Requirements:
[A] Answer these questions from the loss-per-share and income tax notes, one line each:
(i) Under which accounting standard is net loss per share provided?
(ii) What tax provision did the Company record for the three months ending March 31, 2023 and 2022?
(iii) In what year will the Malaysian subsidiary's net operating loss carryforwards begin to expire if unused?
[B] Write the next part of the loss-per-share and income tax notes, picking up after their final sentence.
== Selected excerpt ==
Net loss per share is provided in accordance with FASB ASC 260-10, “Earnings per share”. Basic net loss per common share (“EPS”) s computed by dividing net loss available to common stockholders by the weighted average number of common shares outstanding for the period. Diluted loss per share is computed by dividing net loss by the weighted average shares outstanding, assuming all dilutive potential common shares were issued, unless doing so is anti-dilutive.

 

The following table sets forth the computation of basic and diluted net loss per share for the three months ended March 31, 2023 and 2022:

        
   Three months ended March 31, 
   2023   2022 
         
Net loss for the period attribute to the Company  $(506,793)  $(658,415)
           
Weighted average number of common shares outstanding, basic and diluted   152,386,802    152,899,640 
           
Basic and diluted loss per common share:  $(0.00)  $(0.00)

 

 

9. INCOME TAX

 

The Company recorded $0 tax provision for the three months ending March 31, 2023 and 2022, due in large part to its expected tax losses for the year and maintaining a full valuation allowance against its net deferred tax assets in every jurisdiction that it is operating in.

 

At March 31, 202, the Company has U.S. federal operating loss carryforwards of approximately $4 million. Due to U.S. enacted Public Law 115-97, known as the Tax Cuts and Jobs Act (the "TCJA") in 2017, U.S. federal net operating loss carryforwards in the amount of $5,600,000, generated after 2017 have an indefinite carryforward period. U.S. net operating loss carryforwards, in the amount of $2,600,000, generated prior to 2018 will expire, if unused, beginning in 2034. State net operating loss carryforwards will begin to expire, if unused, in 2034.

 

At March 31, 2023, the Company’s subsidiary operating in Malaysia has net operating loss of approximately $1.9 million. Net operating loss carryforwards will begin to expire, if unused, in 2025.
===
== Extracted entries ==
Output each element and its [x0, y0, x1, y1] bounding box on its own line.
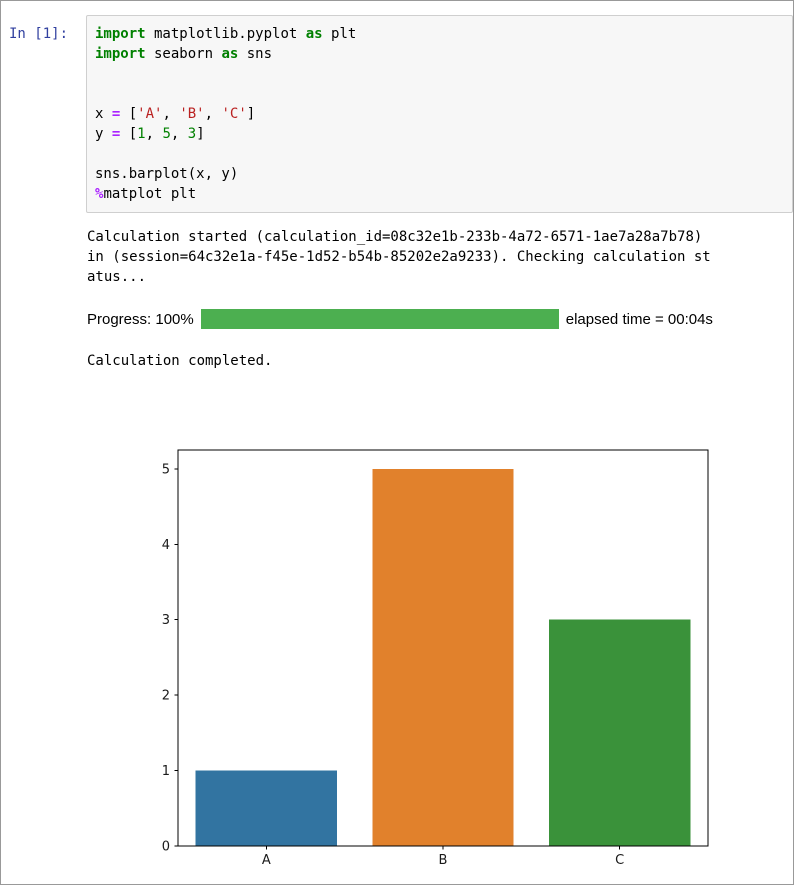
===
== Extracted entries ==
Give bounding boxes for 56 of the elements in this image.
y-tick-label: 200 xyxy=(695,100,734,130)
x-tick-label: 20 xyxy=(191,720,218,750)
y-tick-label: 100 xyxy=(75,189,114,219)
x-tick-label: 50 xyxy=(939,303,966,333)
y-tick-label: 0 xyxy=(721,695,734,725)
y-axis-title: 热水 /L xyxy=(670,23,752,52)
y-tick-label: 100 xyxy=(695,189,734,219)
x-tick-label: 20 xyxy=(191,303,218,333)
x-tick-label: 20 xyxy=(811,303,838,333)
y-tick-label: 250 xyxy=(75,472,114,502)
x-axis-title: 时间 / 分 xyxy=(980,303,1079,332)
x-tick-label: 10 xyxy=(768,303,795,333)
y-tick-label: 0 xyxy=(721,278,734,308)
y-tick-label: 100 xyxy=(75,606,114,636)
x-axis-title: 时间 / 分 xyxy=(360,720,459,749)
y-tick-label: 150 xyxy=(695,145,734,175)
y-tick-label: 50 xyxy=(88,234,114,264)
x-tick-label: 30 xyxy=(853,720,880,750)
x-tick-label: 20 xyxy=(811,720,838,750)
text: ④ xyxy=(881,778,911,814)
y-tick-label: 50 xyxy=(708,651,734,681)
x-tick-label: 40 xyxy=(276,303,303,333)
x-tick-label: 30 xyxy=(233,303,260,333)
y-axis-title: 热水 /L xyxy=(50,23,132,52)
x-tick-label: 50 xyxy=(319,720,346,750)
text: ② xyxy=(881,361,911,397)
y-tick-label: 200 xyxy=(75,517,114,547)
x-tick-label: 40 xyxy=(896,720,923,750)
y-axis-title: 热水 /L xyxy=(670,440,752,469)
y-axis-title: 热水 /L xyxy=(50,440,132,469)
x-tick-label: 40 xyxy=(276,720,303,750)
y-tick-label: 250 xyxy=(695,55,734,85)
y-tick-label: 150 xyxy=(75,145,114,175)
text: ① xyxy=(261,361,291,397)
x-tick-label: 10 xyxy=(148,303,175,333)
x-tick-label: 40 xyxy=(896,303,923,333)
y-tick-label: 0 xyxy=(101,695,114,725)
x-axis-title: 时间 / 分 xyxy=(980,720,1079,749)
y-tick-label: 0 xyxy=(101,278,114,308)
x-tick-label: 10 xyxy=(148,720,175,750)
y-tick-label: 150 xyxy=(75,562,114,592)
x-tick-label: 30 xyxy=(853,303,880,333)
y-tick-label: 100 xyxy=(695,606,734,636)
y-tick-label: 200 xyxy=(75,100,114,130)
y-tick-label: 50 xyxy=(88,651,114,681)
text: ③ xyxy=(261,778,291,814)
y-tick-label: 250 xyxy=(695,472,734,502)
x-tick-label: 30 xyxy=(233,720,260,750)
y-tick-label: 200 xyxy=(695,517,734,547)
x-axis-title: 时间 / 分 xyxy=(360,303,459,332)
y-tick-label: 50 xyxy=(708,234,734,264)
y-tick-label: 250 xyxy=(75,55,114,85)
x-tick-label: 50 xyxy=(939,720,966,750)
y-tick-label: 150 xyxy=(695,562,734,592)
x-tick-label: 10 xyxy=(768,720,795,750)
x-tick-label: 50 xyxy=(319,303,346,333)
===
Responses per task:
[A]
(i) FASB ASC 260-10, “Earnings per share”
(ii) $0
(iii) 2025

[B]
At March 31, 2023, the Company’s subsidiary operating in Bangladesh has net operating loss carryforwards of $42,100 which can be carried forward for a maximum period of six years.

 

The Company follows the provision of ASC 740 which prescribes a comprehensive model for how a company should recognize, measure, present, and disclose in its financial statements uncertain tax positions that the Company has taken or expects to take on a tax return. The Company did not have any unrecognized tax positions or benefits as of March 31, 2023 and December 31, 2022. The Company recognizes interest and penalties accrued on any unrecognized tax benefits as a component of income tax expense. We do not expect any material changes in our unrecognized tax benefits over the next 12 months.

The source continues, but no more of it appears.